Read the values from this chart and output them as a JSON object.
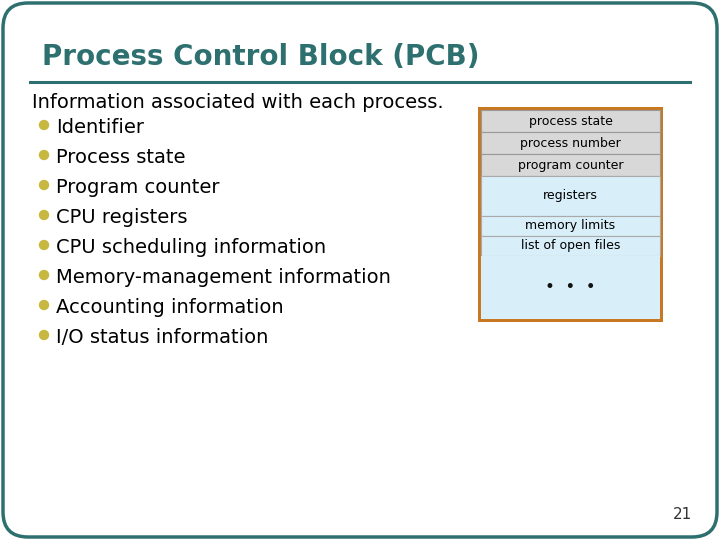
{
  "title": "Process Control Block (PCB)",
  "title_color": "#2E7070",
  "bg_color": "#FFFFFF",
  "slide_border_color": "#2E7070",
  "separator_color": "#2E7070",
  "intro_text": "Information associated with each process.",
  "bullet_items": [
    "Identifier",
    "Process state",
    "Program counter",
    "CPU registers",
    "CPU scheduling information",
    "Memory-management information",
    "Accounting information",
    "I/O status information"
  ],
  "bullet_color": "#C8B840",
  "text_color": "#000000",
  "pcb_box": {
    "border_color": "#C87820",
    "top_section_bg": "#D8D8D8",
    "bottom_section_bg": "#D8EEF8",
    "rows_top": [
      "process state",
      "process number",
      "program counter"
    ],
    "row_mid": "registers",
    "rows_bot": [
      "memory limits",
      "list of open files"
    ],
    "dots": "•  •  •"
  },
  "page_number": "21",
  "font_size_title": 20,
  "font_size_body": 14,
  "font_size_pcb": 9,
  "font_size_page": 11
}
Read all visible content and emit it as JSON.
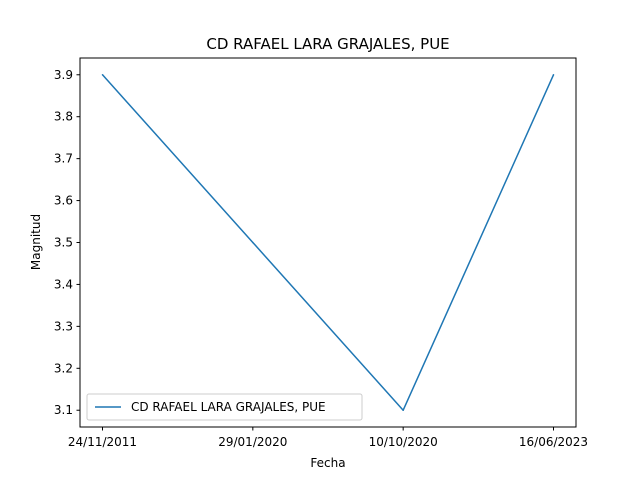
{
  "chart_data": {
    "type": "line",
    "title": "CD RAFAEL LARA GRAJALES, PUE",
    "xlabel": "Fecha",
    "ylabel": "Magnitud",
    "categories": [
      "24/11/2011",
      "29/01/2020",
      "10/10/2020",
      "16/06/2023"
    ],
    "series": [
      {
        "name": "CD RAFAEL LARA GRAJALES, PUE",
        "color": "#1f77b4",
        "values": [
          3.9,
          3.5,
          3.1,
          3.9
        ]
      }
    ],
    "yticks": [
      3.1,
      3.2,
      3.3,
      3.4,
      3.5,
      3.6,
      3.7,
      3.8,
      3.9
    ],
    "ylim": [
      3.06,
      3.94
    ],
    "grid": false,
    "legend": "lower-left"
  }
}
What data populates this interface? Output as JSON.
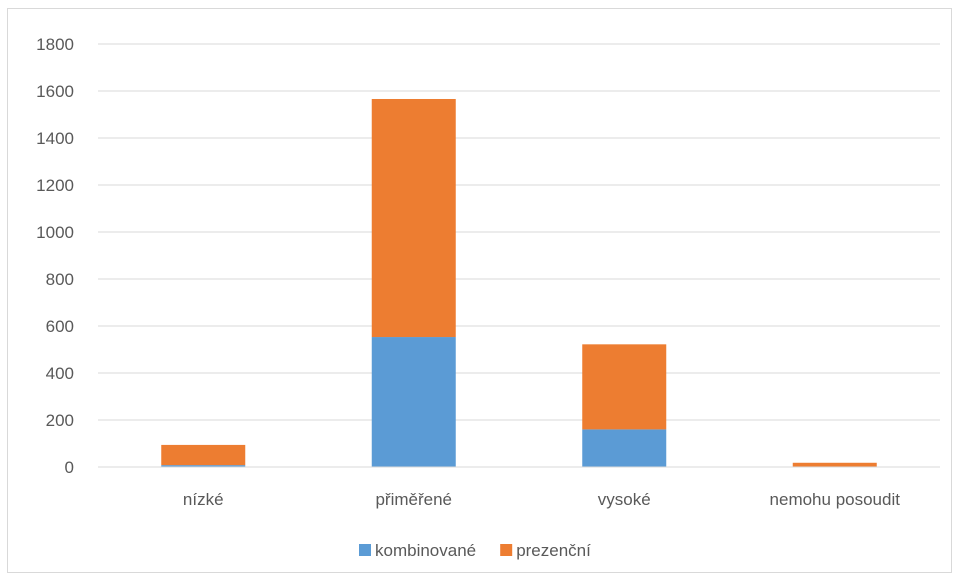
{
  "chart_data": {
    "type": "bar",
    "stacked": true,
    "title": "",
    "xlabel": "",
    "ylabel": "",
    "categories": [
      "nízké",
      "přiměřené",
      "vysoké",
      "nemohu posoudit"
    ],
    "series": [
      {
        "name": "kombinované",
        "color": "#5b9bd5",
        "values": [
          8,
          553,
          160,
          0
        ]
      },
      {
        "name": "prezenční",
        "color": "#ed7d31",
        "values": [
          86,
          1013,
          362,
          18
        ]
      }
    ],
    "ylim": [
      0,
      1800
    ],
    "yticks": [
      "0",
      "200",
      "400",
      "600",
      "800",
      "1000",
      "1200",
      "1400",
      "1600",
      "1800"
    ],
    "grid": true,
    "legend_position": "bottom",
    "colors": {
      "grid": "#d9d9d9",
      "axis": "#d9d9d9",
      "text": "#595959"
    }
  }
}
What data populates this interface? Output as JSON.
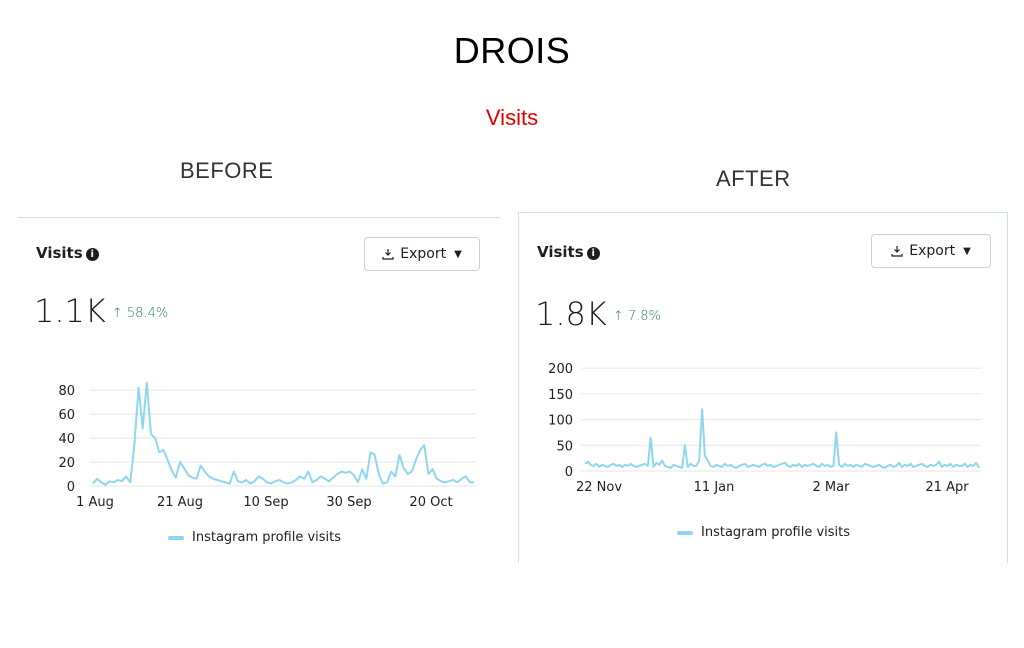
{
  "header": {
    "title": "DROIS",
    "subtitle": "Visits"
  },
  "colors": {
    "line": "#8fd6ef",
    "grid": "#e4e6eb",
    "accent_red": "#e00000",
    "delta_green": "#2e7d6b"
  },
  "panels": [
    {
      "side_label": "BEFORE",
      "heading": "Visits",
      "export_label": "Export",
      "big_number": "1.1K",
      "delta": "↑ 58.4%",
      "legend": "Instagram profile visits"
    },
    {
      "side_label": "AFTER",
      "heading": "Visits",
      "export_label": "Export",
      "big_number": "1.8K",
      "delta": "↑ 7.8%",
      "legend": "Instagram profile visits"
    }
  ],
  "chart_data": [
    {
      "type": "line",
      "title": "Visits",
      "series": [
        {
          "name": "Instagram profile visits",
          "values": [
            2,
            6,
            3,
            1,
            4,
            3,
            5,
            4,
            8,
            3,
            35,
            82,
            48,
            86,
            43,
            40,
            28,
            30,
            22,
            13,
            7,
            20,
            15,
            9,
            7,
            6,
            17,
            12,
            8,
            6,
            5,
            4,
            3,
            2,
            12,
            4,
            3,
            5,
            2,
            4,
            8,
            6,
            3,
            2,
            4,
            5,
            3,
            2,
            3,
            5,
            8,
            6,
            12,
            3,
            5,
            8,
            6,
            4,
            7,
            10,
            12,
            11,
            12,
            9,
            3,
            14,
            6,
            28,
            26,
            10,
            2,
            3,
            12,
            8,
            26,
            15,
            10,
            12,
            22,
            30,
            34,
            10,
            14,
            6,
            4,
            3,
            4,
            5,
            3,
            6,
            8,
            3,
            3
          ]
        }
      ],
      "x_tick_labels": [
        "1 Aug",
        "21 Aug",
        "10 Sep",
        "30 Sep",
        "20 Oct"
      ],
      "y_ticks": [
        0,
        20,
        40,
        60,
        80
      ],
      "ylim": [
        0,
        90
      ],
      "grid": true,
      "legend": "bottom"
    },
    {
      "type": "line",
      "title": "Visits",
      "series": [
        {
          "name": "Instagram profile visits",
          "values": [
            14,
            18,
            12,
            10,
            14,
            8,
            12,
            10,
            8,
            12,
            14,
            10,
            12,
            8,
            12,
            10,
            14,
            10,
            8,
            10,
            12,
            14,
            10,
            65,
            8,
            16,
            12,
            20,
            10,
            8,
            6,
            12,
            10,
            8,
            6,
            50,
            8,
            14,
            10,
            10,
            20,
            120,
            30,
            20,
            10,
            8,
            12,
            10,
            8,
            14,
            10,
            12,
            8,
            6,
            10,
            12,
            14,
            8,
            10,
            12,
            10,
            8,
            12,
            14,
            10,
            12,
            8,
            10,
            12,
            14,
            16,
            10,
            8,
            12,
            10,
            14,
            8,
            12,
            10,
            12,
            14,
            10,
            8,
            14,
            10,
            12,
            8,
            10,
            75,
            12,
            8,
            14,
            10,
            12,
            8,
            12,
            10,
            8,
            14,
            12,
            10,
            8,
            10,
            12,
            8,
            6,
            10,
            12,
            8,
            10,
            16,
            8,
            12,
            10,
            14,
            8,
            10,
            12,
            14,
            10,
            8,
            12,
            10,
            12,
            18,
            8,
            12,
            10,
            14,
            8,
            12,
            10,
            10,
            14,
            8,
            12,
            10,
            16,
            6
          ]
        }
      ],
      "x_tick_labels": [
        "22 Nov",
        "11 Jan",
        "2 Mar",
        "21 Apr"
      ],
      "y_ticks": [
        0,
        50,
        100,
        150,
        200
      ],
      "ylim": [
        0,
        210
      ],
      "grid": true,
      "legend": "bottom"
    }
  ]
}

______________________________

-- What to produce --
Output all of the entries verbatim, leaving out any images.

-- Solution to this problem --
Read the values from this chart and output them as a JSON object.
{
  "title": "Process Control Block (PCB)",
  "title_color": "#2E7070",
  "bg_color": "#FFFFFF",
  "slide_border_color": "#2E7070",
  "separator_color": "#2E7070",
  "intro_text": "Information associated with each process.",
  "bullet_items": [
    "Identifier",
    "Process state",
    "Program counter",
    "CPU registers",
    "CPU scheduling information",
    "Memory-management information",
    "Accounting information",
    "I/O status information"
  ],
  "bullet_color": "#C8B840",
  "text_color": "#000000",
  "pcb_box": {
    "border_color": "#C87820",
    "top_section_bg": "#D8D8D8",
    "bottom_section_bg": "#D8EEF8",
    "rows_top": [
      "process state",
      "process number",
      "program counter"
    ],
    "row_mid": "registers",
    "rows_bot": [
      "memory limits",
      "list of open files"
    ],
    "dots": "•  •  •"
  },
  "page_number": "21",
  "font_size_title": 20,
  "font_size_body": 14,
  "font_size_pcb": 9,
  "font_size_page": 11
}
Read all visible content and emit it as JSON.
{
  "chart_data": {
    "type": "line",
    "title": "CD RAFAEL LARA GRAJALES, PUE",
    "xlabel": "Fecha",
    "ylabel": "Magnitud",
    "categories": [
      "24/11/2011",
      "29/01/2020",
      "10/10/2020",
      "16/06/2023"
    ],
    "series": [
      {
        "name": "CD RAFAEL LARA GRAJALES, PUE",
        "color": "#1f77b4",
        "values": [
          3.9,
          3.5,
          3.1,
          3.9
        ]
      }
    ],
    "yticks": [
      3.1,
      3.2,
      3.3,
      3.4,
      3.5,
      3.6,
      3.7,
      3.8,
      3.9
    ],
    "ylim": [
      3.06,
      3.94
    ],
    "grid": false,
    "legend": "lower-left"
  }
}
What data populates this interface? Output as JSON.
{
  "chart_data": {
    "type": "bar",
    "stacked": true,
    "title": "",
    "xlabel": "",
    "ylabel": "",
    "categories": [
      "nízké",
      "přiměřené",
      "vysoké",
      "nemohu posoudit"
    ],
    "series": [
      {
        "name": "kombinované",
        "color": "#5b9bd5",
        "values": [
          8,
          553,
          160,
          0
        ]
      },
      {
        "name": "prezenční",
        "color": "#ed7d31",
        "values": [
          86,
          1013,
          362,
          18
        ]
      }
    ],
    "ylim": [
      0,
      1800
    ],
    "yticks": [
      "0",
      "200",
      "400",
      "600",
      "800",
      "1000",
      "1200",
      "1400",
      "1600",
      "1800"
    ],
    "grid": true,
    "legend_position": "bottom",
    "colors": {
      "grid": "#d9d9d9",
      "axis": "#d9d9d9",
      "text": "#595959"
    }
  }
}
What data populates this interface? Output as JSON.
{
  "header": {
    "title": "DROIS",
    "subtitle": "Visits"
  },
  "colors": {
    "line": "#8fd6ef",
    "grid": "#e4e6eb",
    "accent_red": "#e00000",
    "delta_green": "#2e7d6b"
  },
  "panels": [
    {
      "side_label": "BEFORE",
      "heading": "Visits",
      "export_label": "Export",
      "big_number": "1.1K",
      "delta": "↑ 58.4%",
      "legend": "Instagram profile visits"
    },
    {
      "side_label": "AFTER",
      "heading": "Visits",
      "export_label": "Export",
      "big_number": "1.8K",
      "delta": "↑ 7.8%",
      "legend": "Instagram profile visits"
    }
  ],
  "chart_data": [
    {
      "type": "line",
      "title": "Visits",
      "series": [
        {
          "name": "Instagram profile visits",
          "values": [
            2,
            6,
            3,
            1,
            4,
            3,
            5,
            4,
            8,
            3,
            35,
            82,
            48,
            86,
            43,
            40,
            28,
            30,
            22,
            13,
            7,
            20,
            15,
            9,
            7,
            6,
            17,
            12,
            8,
            6,
            5,
            4,
            3,
            2,
            12,
            4,
            3,
            5,
            2,
            4,
            8,
            6,
            3,
            2,
            4,
            5,
            3,
            2,
            3,
            5,
            8,
            6,
            12,
            3,
            5,
            8,
            6,
            4,
            7,
            10,
            12,
            11,
            12,
            9,
            3,
            14,
            6,
            28,
            26,
            10,
            2,
            3,
            12,
            8,
            26,
            15,
            10,
            12,
            22,
            30,
            34,
            10,
            14,
            6,
            4,
            3,
            4,
            5,
            3,
            6,
            8,
            3,
            3
          ]
        }
      ],
      "x_tick_labels": [
        "1 Aug",
        "21 Aug",
        "10 Sep",
        "30 Sep",
        "20 Oct"
      ],
      "y_ticks": [
        0,
        20,
        40,
        60,
        80
      ],
      "ylim": [
        0,
        90
      ],
      "grid": true,
      "legend": "bottom"
    },
    {
      "type": "line",
      "title": "Visits",
      "series": [
        {
          "name": "Instagram profile visits",
          "values": [
            14,
            18,
            12,
            10,
            14,
            8,
            12,
            10,
            8,
            12,
            14,
            10,
            12,
            8,
            12,
            10,
            14,
            10,
            8,
            10,
            12,
            14,
            10,
            65,
            8,
            16,
            12,
            20,
            10,
            8,
            6,
            12,
            10,
            8,
            6,
            50,
            8,
            14,
            10,
            10,
            20,
            120,
            30,
            20,
            10,
            8,
            12,
            10,
            8,
            14,
            10,
            12,
            8,
            6,
            10,
            12,
            14,
            8,
            10,
            12,
            10,
            8,
            12,
            14,
            10,
            12,
            8,
            10,
            12,
            14,
            16,
            10,
            8,
            12,
            10,
            14,
            8,
            12,
            10,
            12,
            14,
            10,
            8,
            14,
            10,
            12,
            8,
            10,
            75,
            12,
            8,
            14,
            10,
            12,
            8,
            12,
            10,
            8,
            14,
            12,
            10,
            8,
            10,
            12,
            8,
            6,
            10,
            12,
            8,
            10,
            16,
            8,
            12,
            10,
            14,
            8,
            10,
            12,
            14,
            10,
            8,
            12,
            10,
            12,
            18,
            8,
            12,
            10,
            14,
            8,
            12,
            10,
            10,
            14,
            8,
            12,
            10,
            16,
            6
          ]
        }
      ],
      "x_tick_labels": [
        "22 Nov",
        "11 Jan",
        "2 Mar",
        "21 Apr"
      ],
      "y_ticks": [
        0,
        50,
        100,
        150,
        200
      ],
      "ylim": [
        0,
        210
      ],
      "grid": true,
      "legend": "bottom"
    }
  ]
}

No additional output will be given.